-------- Data supplied --------
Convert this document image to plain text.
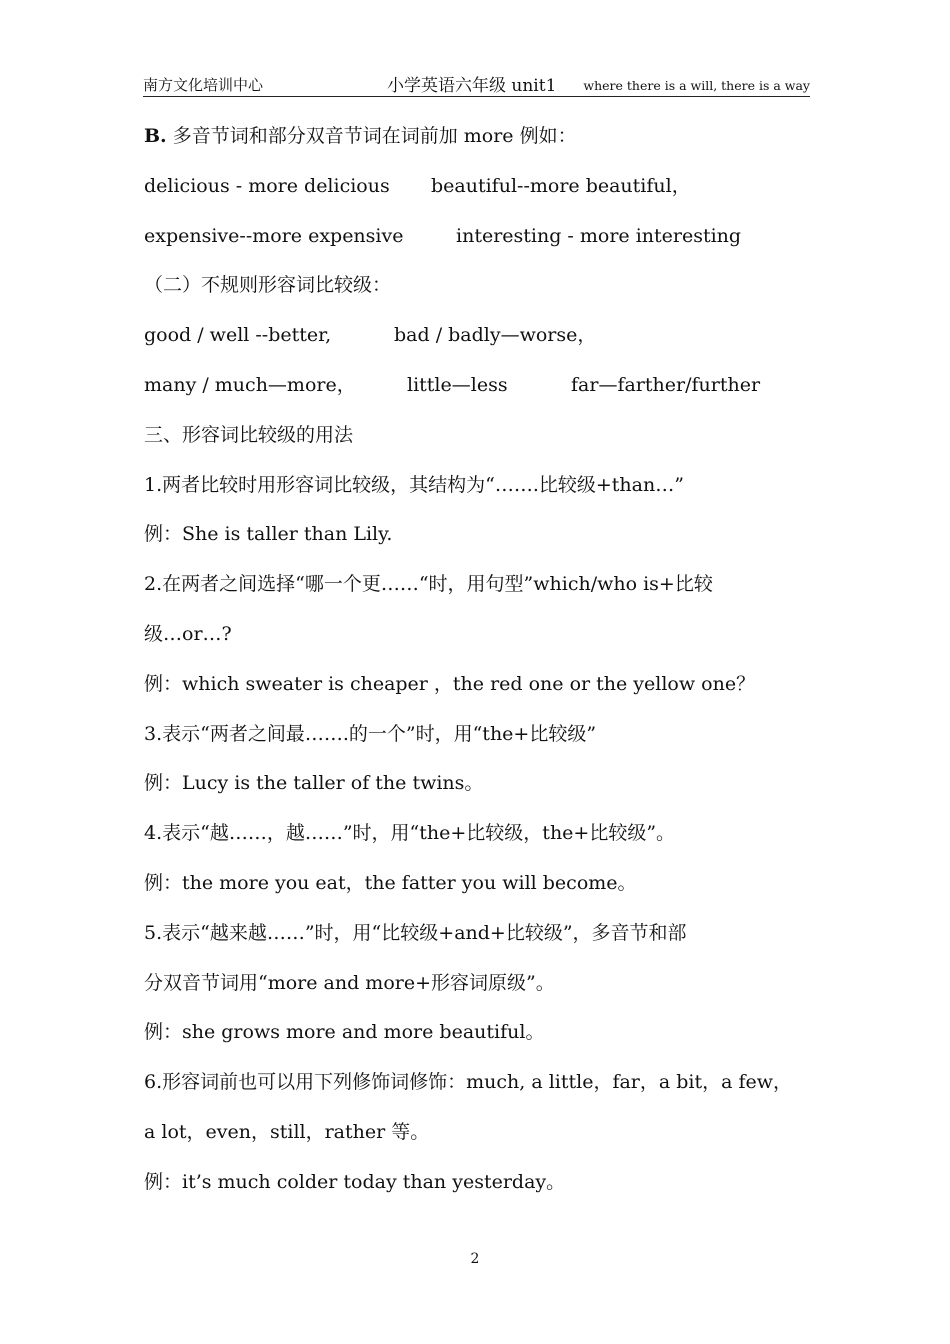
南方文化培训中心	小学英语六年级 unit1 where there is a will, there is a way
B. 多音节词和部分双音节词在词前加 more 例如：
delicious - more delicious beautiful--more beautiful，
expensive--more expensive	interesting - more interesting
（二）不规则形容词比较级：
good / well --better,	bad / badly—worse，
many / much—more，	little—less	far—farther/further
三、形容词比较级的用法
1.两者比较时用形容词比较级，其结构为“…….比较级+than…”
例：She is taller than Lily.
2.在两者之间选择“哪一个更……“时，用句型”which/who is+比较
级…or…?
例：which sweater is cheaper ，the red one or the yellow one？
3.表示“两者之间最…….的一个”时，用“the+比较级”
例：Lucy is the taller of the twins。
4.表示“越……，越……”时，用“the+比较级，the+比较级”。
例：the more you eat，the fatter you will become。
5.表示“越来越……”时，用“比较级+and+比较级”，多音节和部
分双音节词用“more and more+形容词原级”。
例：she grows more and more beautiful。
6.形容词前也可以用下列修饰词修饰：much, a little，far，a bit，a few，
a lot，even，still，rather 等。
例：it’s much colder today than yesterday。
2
--------
Task to complete:
Say how many lines of the data hold the string "beautiful". Reply with the number alone.

Correct answer:
2